Dataset records
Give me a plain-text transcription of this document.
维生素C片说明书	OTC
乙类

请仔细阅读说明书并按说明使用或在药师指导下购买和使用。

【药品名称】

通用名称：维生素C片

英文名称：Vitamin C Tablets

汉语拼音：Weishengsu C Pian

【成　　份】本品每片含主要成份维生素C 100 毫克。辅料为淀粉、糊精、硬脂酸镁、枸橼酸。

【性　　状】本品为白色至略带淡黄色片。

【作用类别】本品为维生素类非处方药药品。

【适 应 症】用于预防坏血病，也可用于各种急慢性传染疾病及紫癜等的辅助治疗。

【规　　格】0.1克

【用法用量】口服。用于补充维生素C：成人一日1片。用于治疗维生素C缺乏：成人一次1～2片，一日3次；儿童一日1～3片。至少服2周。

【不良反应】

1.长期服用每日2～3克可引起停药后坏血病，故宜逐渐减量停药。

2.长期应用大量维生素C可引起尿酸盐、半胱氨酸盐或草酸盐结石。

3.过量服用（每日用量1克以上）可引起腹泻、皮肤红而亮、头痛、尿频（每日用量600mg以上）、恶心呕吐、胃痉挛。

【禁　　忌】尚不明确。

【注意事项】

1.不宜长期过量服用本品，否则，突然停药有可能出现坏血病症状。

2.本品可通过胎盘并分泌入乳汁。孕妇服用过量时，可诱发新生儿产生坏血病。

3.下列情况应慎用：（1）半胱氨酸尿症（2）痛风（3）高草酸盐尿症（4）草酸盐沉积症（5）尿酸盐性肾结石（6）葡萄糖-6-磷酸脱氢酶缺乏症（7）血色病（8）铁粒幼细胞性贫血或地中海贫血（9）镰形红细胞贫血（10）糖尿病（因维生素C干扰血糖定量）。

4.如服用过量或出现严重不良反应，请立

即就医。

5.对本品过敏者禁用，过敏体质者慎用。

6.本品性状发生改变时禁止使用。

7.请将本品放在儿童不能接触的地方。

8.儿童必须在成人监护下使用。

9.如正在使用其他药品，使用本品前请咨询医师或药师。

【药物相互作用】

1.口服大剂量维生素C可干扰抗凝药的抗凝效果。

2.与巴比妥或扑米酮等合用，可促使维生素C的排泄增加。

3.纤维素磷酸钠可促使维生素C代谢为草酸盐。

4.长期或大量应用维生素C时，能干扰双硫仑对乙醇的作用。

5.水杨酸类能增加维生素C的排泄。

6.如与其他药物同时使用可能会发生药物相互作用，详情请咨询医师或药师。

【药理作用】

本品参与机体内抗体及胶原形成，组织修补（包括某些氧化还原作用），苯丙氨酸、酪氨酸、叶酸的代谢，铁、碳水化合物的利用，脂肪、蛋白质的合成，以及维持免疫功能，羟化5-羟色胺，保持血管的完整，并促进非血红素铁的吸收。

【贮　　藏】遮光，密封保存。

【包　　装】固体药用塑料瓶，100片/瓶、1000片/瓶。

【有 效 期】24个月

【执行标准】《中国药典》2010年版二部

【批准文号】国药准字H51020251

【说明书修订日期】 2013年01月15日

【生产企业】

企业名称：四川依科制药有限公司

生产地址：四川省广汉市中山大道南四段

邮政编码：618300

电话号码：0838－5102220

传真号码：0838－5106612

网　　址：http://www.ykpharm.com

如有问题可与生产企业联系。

> **Set problem**
Reproduce the data, keeping every line exactly the same.

> **Exercise response**
Give me a plain-text transcription of this document.
维生素C片说明书	OTC
乙类

请仔细阅读说明书并按说明使用或在药师指导下购买和使用。

【药品名称】

通用名称：维生素C片

英文名称：Vitamin C Tablets

汉语拼音：Weishengsu C Pian

【成　　份】本品每片含主要成份维生素C 100 毫克。辅料为淀粉、糊精、硬脂酸镁、枸橼酸。

【性　　状】本品为白色至略带淡黄色片。

【作用类别】本品为维生素类非处方药药品。

【适 应 症】用于预防坏血病，也可用于各种急慢性传染疾病及紫癜等的辅助治疗。

【规　　格】0.1克

【用法用量】口服。用于补充维生素C：成人一日1片。用于治疗维生素C缺乏：成人一次1～2片，一日3次；儿童一日1～3片。至少服2周。

【不良反应】

1.长期服用每日2～3克可引起停药后坏血病，故宜逐渐减量停药。

2.长期应用大量维生素C可引起尿酸盐、半胱氨酸盐或草酸盐结石。

3.过量服用（每日用量1克以上）可引起腹泻、皮肤红而亮、头痛、尿频（每日用量600mg以上）、恶心呕吐、胃痉挛。

【禁　　忌】尚不明确。

【注意事项】

1.不宜长期过量服用本品，否则，突然停药有可能出现坏血病症状。

2.本品可通过胎盘并分泌入乳汁。孕妇服用过量时，可诱发新生儿产生坏血病。

3.下列情况应慎用：（1）半胱氨酸尿症（2）痛风（3）高草酸盐尿症（4）草酸盐沉积症（5）尿酸盐性肾结石（6）葡萄糖-6-磷酸脱氢酶缺乏症（7）血色病（8）铁粒幼细胞性贫血或地中海贫血（9）镰形红细胞贫血（10）糖尿病（因维生素C干扰血糖定量）。

4.如服用过量或出现严重不良反应，请立

即就医。

5.对本品过敏者禁用，过敏体质者慎用。

6.本品性状发生改变时禁止使用。

7.请将本品放在儿童不能接触的地方。

8.儿童必须在成人监护下使用。

9.如正在使用其他药品，使用本品前请咨询医师或药师。

【药物相互作用】

1.口服大剂量维生素C可干扰抗凝药的抗凝效果。

2.与巴比妥或扑米酮等合用，可促使维生素C的排泄增加。

3.纤维素磷酸钠可促使维生素C代谢为草酸盐。

4.长期或大量应用维生素C时，能干扰双硫仑对乙醇的作用。

5.水杨酸类能增加维生素C的排泄。

6.如与其他药物同时使用可能会发生药物相互作用，详情请咨询医师或药师。

【药理作用】

本品参与机体内抗体及胶原形成，组织修补（包括某些氧化还原作用），苯丙氨酸、酪氨酸、叶酸的代谢，铁、碳水化合物的利用，脂肪、蛋白质的合成，以及维持免疫功能，羟化5-羟色胺，保持血管的完整，并促进非血红素铁的吸收。

【贮　　藏】遮光，密封保存。

【包　　装】固体药用塑料瓶，100片/瓶、1000片/瓶。

【有 效 期】24个月

【执行标准】《中国药典》2010年版二部

【批准文号】国药准字H51020251

【说明书修订日期】 2013年01月15日

【生产企业】

企业名称：四川依科制药有限公司

生产地址：四川省广汉市中山大道南四段

邮政编码：618300

电话号码：0838－5102220

传真号码：0838－5106612

网　　址：http://www.ykpharm.com

如有问题可与生产企业联系。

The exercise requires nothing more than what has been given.